#### [Given instruction]
Images do not belong in the copy. Retype all the entries below exactly.

════════════════

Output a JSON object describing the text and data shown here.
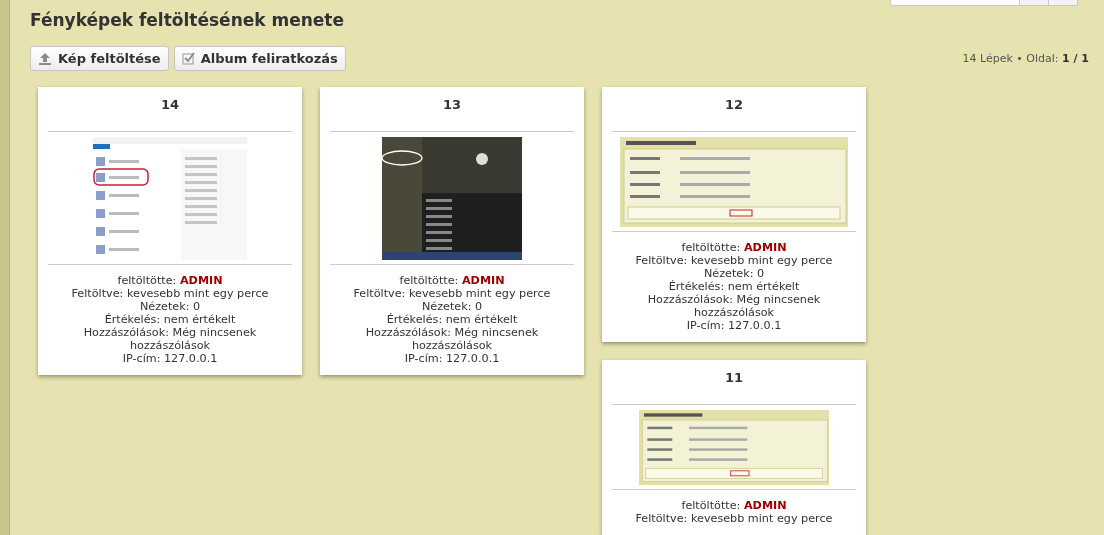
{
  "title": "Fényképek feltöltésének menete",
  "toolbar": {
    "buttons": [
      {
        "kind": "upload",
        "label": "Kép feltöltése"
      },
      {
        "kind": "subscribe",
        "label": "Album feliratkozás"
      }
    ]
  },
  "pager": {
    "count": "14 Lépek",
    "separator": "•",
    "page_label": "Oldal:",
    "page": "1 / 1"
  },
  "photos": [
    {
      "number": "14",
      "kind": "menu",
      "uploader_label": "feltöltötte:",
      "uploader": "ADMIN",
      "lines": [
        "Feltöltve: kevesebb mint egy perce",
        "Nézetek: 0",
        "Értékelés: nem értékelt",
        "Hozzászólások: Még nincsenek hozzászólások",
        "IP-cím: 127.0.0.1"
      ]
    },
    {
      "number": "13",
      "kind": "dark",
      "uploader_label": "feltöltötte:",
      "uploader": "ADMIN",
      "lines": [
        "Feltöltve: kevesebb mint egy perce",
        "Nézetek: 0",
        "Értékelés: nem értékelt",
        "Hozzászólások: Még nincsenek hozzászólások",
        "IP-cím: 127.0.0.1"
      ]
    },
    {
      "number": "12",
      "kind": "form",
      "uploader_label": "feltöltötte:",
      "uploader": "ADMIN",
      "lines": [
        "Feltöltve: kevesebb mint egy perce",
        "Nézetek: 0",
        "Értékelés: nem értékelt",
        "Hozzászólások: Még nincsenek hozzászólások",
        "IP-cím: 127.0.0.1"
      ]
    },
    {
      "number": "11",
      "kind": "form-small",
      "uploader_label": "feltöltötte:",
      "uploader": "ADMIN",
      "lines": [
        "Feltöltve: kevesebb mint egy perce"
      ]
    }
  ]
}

════════════════

#### [Response to the task]
Output a JSON object describing the text and data shown here.
{
  "title": "Fényképek feltöltésének menete",
  "toolbar": {
    "buttons": [
      {
        "kind": "upload",
        "label": "Kép feltöltése"
      },
      {
        "kind": "subscribe",
        "label": "Album feliratkozás"
      }
    ]
  },
  "pager": {
    "count": "14 Lépek",
    "separator": "•",
    "page_label": "Oldal:",
    "page": "1 / 1"
  },
  "photos": [
    {
      "number": "14",
      "kind": "menu",
      "uploader_label": "feltöltötte:",
      "uploader": "ADMIN",
      "lines": [
        "Feltöltve: kevesebb mint egy perce",
        "Nézetek: 0",
        "Értékelés: nem értékelt",
        "Hozzászólások: Még nincsenek hozzászólások",
        "IP-cím: 127.0.0.1"
      ]
    },
    {
      "number": "13",
      "kind": "dark",
      "uploader_label": "feltöltötte:",
      "uploader": "ADMIN",
      "lines": [
        "Feltöltve: kevesebb mint egy perce",
        "Nézetek: 0",
        "Értékelés: nem értékelt",
        "Hozzászólások: Még nincsenek hozzászólások",
        "IP-cím: 127.0.0.1"
      ]
    },
    {
      "number": "12",
      "kind": "form",
      "uploader_label": "feltöltötte:",
      "uploader": "ADMIN",
      "lines": [
        "Feltöltve: kevesebb mint egy perce",
        "Nézetek: 0",
        "Értékelés: nem értékelt",
        "Hozzászólások: Még nincsenek hozzászólások",
        "IP-cím: 127.0.0.1"
      ]
    },
    {
      "number": "11",
      "kind": "form-small",
      "uploader_label": "feltöltötte:",
      "uploader": "ADMIN",
      "lines": [
        "Feltöltve: kevesebb mint egy perce"
      ]
    }
  ]
}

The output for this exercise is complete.